┌──

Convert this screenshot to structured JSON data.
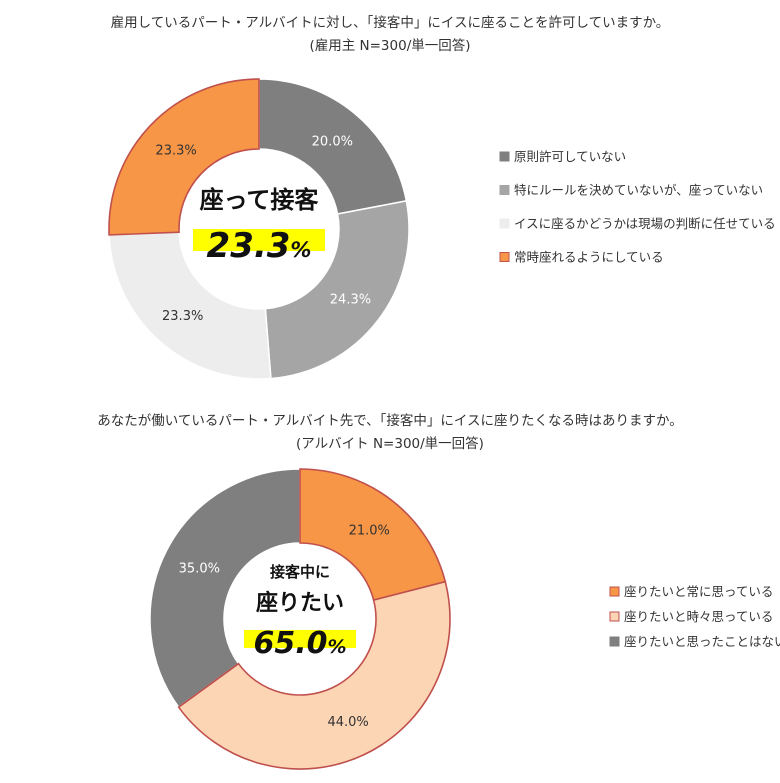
{
  "chart_data": [
    {
      "type": "pie",
      "title": "雇用しているパート・アルバイトに対し、「接客中」にイスに座ることを許可していますか。",
      "subtitle": "(雇用主 N=300/単一回答)",
      "categories": [
        "原則許可していない",
        "特にルールを決めていないが、座っていない",
        "イスに座るかどうかは現場の判断に任せている",
        "常時座れるようにしている"
      ],
      "values": [
        20.0,
        24.3,
        23.3,
        23.3
      ],
      "labels": [
        "20.0%",
        "24.3%",
        "23.3%",
        "23.3%"
      ],
      "colors": [
        "#7f7f7f",
        "#a5a5a5",
        "#ededed",
        "#f79646"
      ],
      "center_lines": [
        "座って接客"
      ],
      "center_value": "23.3",
      "center_unit": "%",
      "legend_position": "right"
    },
    {
      "type": "pie",
      "title": "あなたが働いているパート・アルバイト先で、「接客中」にイスに座りたくなる時はありますか。",
      "subtitle": "(アルバイト N=300/単一回答)",
      "categories": [
        "座りたいと常に思っている",
        "座りたいと時々思っている",
        "座りたいと思ったことはない"
      ],
      "values": [
        21.0,
        44.0,
        35.0
      ],
      "labels": [
        "21.0%",
        "44.0%",
        "35.0%"
      ],
      "colors": [
        "#f79646",
        "#fcd5b5",
        "#7f7f7f"
      ],
      "center_lines": [
        "接客中に",
        "座りたい"
      ],
      "center_value": "65.0",
      "center_unit": "%",
      "legend_position": "right"
    }
  ]
}
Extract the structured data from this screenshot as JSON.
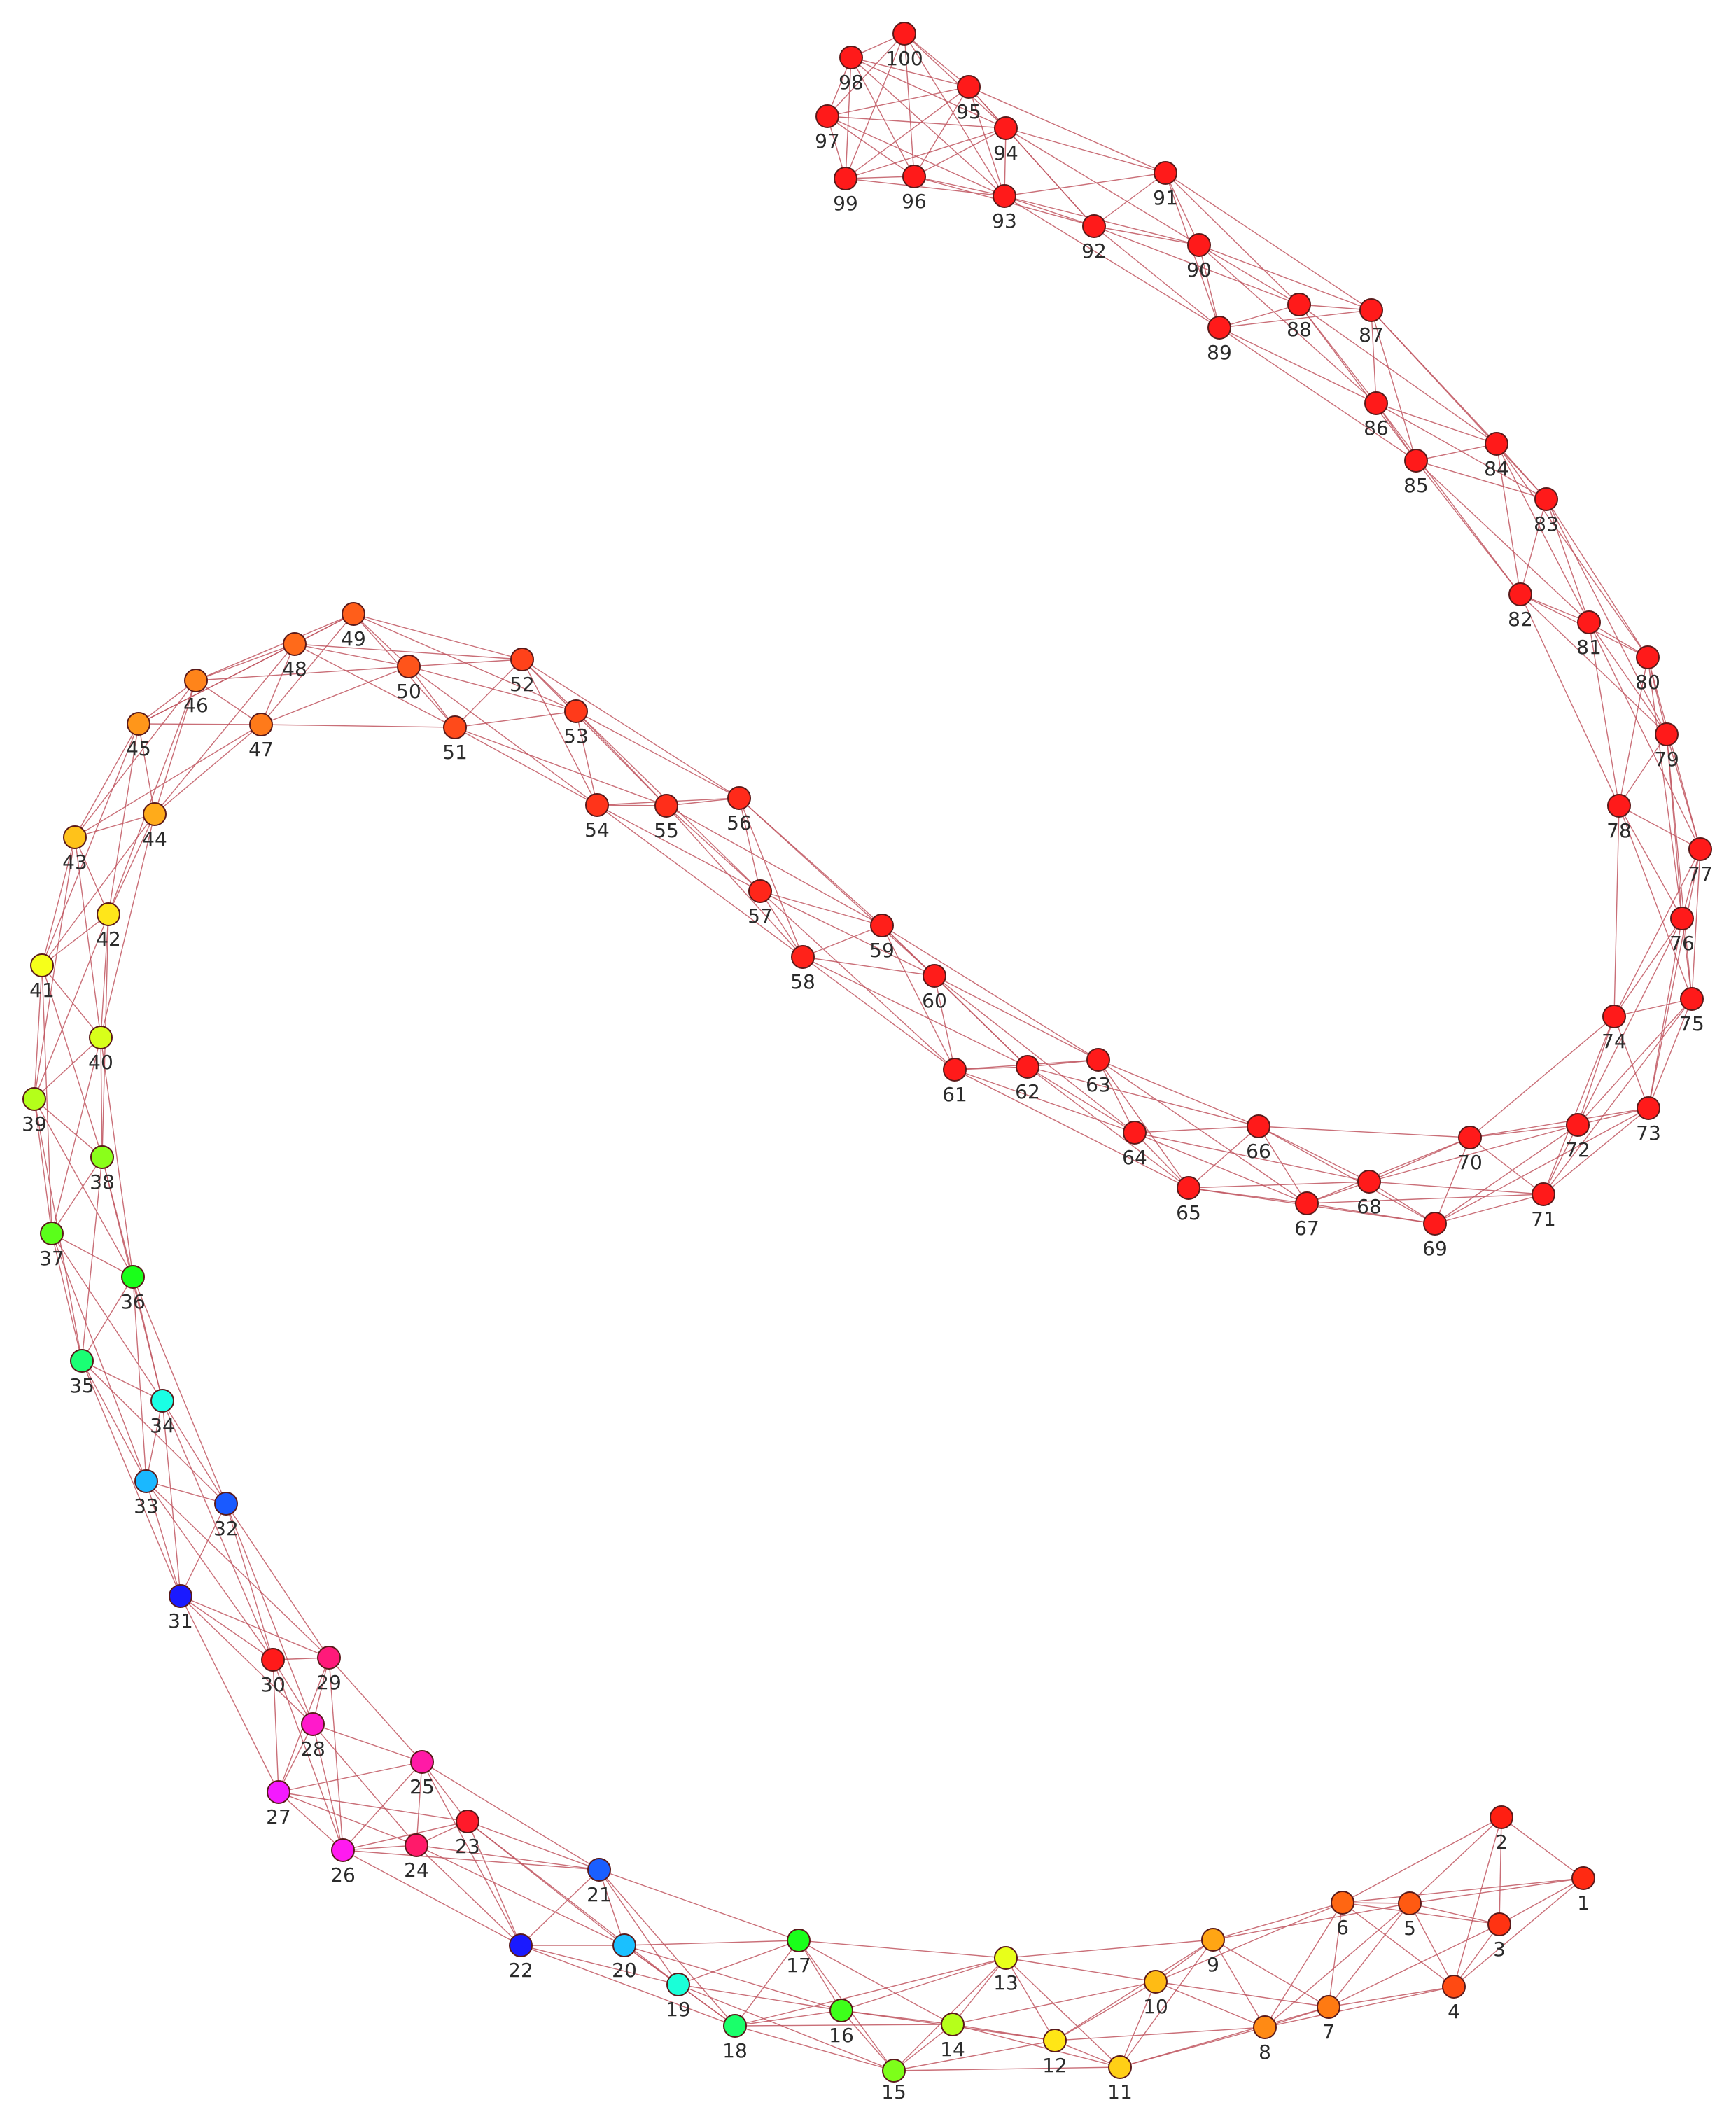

└──

Look through the entries above; copy each line where the string "screenshot" appears.

* _PROBLEM SOLUTION_:
Convert this screenshot to structured JSON data.
Extract the structured data from this screenshot as JSON.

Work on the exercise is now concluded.